◆ Given records ◆
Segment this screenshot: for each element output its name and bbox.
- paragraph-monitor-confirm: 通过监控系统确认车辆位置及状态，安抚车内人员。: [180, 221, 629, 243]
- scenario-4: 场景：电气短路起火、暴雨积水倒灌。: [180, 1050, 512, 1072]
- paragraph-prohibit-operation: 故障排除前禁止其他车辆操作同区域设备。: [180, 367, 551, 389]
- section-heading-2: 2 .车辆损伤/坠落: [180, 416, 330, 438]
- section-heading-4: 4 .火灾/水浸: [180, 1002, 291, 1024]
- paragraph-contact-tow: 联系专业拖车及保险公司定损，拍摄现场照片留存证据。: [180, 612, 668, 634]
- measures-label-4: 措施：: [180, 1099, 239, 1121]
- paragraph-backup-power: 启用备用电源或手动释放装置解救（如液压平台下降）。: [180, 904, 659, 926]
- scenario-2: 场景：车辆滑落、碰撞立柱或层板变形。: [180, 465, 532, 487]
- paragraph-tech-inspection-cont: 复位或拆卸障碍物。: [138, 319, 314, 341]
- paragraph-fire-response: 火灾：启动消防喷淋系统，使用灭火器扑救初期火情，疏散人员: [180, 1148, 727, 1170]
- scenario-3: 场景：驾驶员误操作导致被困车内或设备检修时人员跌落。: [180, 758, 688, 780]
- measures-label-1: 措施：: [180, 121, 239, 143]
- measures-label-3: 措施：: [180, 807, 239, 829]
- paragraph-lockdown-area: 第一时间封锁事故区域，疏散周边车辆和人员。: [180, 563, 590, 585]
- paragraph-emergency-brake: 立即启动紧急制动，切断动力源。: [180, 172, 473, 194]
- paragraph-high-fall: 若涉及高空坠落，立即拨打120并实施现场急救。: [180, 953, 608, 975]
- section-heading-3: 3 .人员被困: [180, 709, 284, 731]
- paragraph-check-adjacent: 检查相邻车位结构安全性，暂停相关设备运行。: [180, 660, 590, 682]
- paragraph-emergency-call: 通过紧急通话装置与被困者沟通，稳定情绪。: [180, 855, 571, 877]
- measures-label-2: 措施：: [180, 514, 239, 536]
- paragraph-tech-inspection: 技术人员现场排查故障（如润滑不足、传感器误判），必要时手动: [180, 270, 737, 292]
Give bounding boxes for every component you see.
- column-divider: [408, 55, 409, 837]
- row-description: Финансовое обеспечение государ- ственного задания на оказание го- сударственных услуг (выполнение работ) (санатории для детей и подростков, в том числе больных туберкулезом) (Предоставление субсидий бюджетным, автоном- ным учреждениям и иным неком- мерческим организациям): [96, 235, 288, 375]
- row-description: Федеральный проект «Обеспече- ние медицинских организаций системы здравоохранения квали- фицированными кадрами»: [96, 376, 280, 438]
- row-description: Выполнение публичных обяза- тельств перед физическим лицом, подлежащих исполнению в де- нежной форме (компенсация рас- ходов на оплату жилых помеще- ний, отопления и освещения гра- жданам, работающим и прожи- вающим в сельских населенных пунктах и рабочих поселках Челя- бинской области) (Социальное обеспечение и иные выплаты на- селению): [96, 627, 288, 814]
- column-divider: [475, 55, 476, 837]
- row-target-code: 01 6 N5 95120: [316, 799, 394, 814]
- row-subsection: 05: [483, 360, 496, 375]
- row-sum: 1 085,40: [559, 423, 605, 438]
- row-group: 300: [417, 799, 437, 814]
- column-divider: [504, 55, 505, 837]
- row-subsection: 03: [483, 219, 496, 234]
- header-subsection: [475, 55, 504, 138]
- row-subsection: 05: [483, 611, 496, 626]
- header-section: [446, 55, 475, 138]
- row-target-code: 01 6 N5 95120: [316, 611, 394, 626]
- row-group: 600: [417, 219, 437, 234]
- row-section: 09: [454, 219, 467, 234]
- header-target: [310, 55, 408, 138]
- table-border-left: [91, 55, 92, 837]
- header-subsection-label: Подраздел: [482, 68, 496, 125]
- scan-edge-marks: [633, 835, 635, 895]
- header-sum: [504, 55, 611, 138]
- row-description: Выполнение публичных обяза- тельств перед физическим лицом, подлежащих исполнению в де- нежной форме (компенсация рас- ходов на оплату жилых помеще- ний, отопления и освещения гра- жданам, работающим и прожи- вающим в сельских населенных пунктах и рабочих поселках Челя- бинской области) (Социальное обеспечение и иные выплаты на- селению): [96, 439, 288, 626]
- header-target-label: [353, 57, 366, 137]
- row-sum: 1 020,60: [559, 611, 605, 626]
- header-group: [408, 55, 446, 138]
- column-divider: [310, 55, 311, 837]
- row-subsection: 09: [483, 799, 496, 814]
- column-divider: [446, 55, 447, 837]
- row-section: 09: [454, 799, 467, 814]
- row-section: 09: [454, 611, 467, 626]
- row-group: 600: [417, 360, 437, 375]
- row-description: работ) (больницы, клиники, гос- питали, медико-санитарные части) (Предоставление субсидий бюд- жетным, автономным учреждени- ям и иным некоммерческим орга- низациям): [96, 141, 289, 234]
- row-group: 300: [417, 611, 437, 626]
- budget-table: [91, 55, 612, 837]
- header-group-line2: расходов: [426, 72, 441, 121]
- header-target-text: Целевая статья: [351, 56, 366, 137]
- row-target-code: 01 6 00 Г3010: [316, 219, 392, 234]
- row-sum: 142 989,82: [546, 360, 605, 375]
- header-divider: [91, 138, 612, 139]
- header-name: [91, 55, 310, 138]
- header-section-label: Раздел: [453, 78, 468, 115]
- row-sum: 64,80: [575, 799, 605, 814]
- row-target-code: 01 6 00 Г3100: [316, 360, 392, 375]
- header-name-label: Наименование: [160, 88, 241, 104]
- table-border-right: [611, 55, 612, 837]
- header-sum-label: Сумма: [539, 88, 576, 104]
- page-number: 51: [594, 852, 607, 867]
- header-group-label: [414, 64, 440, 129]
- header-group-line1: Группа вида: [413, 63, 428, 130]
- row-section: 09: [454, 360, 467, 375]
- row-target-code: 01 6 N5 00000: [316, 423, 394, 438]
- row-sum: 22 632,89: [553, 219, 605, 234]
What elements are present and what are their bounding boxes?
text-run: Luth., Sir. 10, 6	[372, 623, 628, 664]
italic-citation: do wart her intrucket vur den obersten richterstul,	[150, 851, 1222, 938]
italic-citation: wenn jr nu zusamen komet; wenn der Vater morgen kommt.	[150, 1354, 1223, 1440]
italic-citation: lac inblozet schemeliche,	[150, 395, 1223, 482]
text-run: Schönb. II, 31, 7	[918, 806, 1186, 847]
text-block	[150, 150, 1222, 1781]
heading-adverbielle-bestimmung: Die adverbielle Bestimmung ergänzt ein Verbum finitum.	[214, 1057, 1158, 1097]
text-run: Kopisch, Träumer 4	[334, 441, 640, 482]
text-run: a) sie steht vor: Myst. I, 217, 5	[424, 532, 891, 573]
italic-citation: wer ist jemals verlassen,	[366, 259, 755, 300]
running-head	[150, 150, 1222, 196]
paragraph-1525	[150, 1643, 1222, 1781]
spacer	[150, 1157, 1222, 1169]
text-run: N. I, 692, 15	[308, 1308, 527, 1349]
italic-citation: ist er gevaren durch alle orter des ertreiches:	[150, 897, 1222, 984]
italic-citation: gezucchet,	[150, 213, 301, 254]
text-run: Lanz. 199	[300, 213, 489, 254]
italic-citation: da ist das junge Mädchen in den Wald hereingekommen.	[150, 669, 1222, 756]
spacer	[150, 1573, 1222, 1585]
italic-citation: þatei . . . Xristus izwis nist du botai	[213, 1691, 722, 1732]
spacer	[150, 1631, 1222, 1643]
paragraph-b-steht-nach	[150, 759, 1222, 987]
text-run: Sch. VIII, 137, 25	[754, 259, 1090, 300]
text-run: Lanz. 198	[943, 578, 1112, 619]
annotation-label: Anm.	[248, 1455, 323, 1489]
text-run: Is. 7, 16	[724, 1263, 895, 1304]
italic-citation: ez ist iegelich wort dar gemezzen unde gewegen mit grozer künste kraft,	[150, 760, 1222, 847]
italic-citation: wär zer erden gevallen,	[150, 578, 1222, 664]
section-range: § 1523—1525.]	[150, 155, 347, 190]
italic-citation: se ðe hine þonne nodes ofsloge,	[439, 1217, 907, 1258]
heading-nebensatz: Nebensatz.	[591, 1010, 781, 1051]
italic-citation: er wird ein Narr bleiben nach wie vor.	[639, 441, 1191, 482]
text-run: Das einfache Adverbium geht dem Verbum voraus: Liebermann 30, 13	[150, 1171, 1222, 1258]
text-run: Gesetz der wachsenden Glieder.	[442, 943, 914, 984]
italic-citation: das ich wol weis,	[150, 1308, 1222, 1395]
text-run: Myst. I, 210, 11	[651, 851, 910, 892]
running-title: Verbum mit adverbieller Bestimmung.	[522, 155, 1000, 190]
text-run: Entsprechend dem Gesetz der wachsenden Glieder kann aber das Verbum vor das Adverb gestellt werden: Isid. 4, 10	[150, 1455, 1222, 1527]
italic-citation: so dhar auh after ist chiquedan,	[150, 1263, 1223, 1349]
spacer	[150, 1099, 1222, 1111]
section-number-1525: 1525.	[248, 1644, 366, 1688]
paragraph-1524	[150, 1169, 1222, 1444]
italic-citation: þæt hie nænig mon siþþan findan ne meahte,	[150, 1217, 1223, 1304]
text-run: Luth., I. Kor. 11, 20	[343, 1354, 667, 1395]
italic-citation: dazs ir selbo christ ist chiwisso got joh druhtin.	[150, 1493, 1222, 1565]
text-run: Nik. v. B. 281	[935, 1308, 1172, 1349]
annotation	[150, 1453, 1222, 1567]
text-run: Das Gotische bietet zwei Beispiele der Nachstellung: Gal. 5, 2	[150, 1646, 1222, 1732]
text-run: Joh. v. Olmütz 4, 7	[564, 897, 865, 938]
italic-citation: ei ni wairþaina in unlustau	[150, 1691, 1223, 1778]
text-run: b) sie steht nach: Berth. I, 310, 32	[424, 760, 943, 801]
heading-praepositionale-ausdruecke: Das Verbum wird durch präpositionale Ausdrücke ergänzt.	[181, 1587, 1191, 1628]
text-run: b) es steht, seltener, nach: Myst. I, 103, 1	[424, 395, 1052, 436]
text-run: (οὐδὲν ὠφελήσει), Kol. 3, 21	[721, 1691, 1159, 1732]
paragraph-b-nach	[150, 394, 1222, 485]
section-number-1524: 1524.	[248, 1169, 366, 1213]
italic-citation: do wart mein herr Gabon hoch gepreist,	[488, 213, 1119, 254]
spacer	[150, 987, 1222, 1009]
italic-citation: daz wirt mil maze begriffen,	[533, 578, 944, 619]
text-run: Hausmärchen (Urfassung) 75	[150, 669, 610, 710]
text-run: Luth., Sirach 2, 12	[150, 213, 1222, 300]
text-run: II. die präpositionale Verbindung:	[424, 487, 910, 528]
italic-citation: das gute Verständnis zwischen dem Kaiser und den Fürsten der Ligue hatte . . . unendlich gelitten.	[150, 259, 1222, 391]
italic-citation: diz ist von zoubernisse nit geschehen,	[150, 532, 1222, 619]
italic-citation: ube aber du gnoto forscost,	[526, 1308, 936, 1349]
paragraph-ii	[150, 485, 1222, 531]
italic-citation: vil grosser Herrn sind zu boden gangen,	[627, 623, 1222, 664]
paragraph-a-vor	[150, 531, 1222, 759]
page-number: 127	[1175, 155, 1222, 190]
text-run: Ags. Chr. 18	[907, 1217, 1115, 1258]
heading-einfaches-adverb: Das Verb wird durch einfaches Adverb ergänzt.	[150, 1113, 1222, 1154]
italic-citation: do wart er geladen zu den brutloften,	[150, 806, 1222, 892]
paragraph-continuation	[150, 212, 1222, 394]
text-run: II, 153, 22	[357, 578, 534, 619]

◆ Aim ◆
Pull out each line of the listing that contains the string "durch". Case counts, so match capital and lowercase letters exactly.

◆ Response for this exercise ◆
italic-citation: ist er gevaren durch alle orter des ertreiches:	[150, 897, 1222, 984]
heading-praepositionale-ausdruecke: Das Verbum wird durch präpositionale Ausdrücke ergänzt.	[181, 1587, 1191, 1628]
heading-einfaches-adverb: Das Verb wird durch einfaches Adverb ergänzt.	[150, 1113, 1222, 1154]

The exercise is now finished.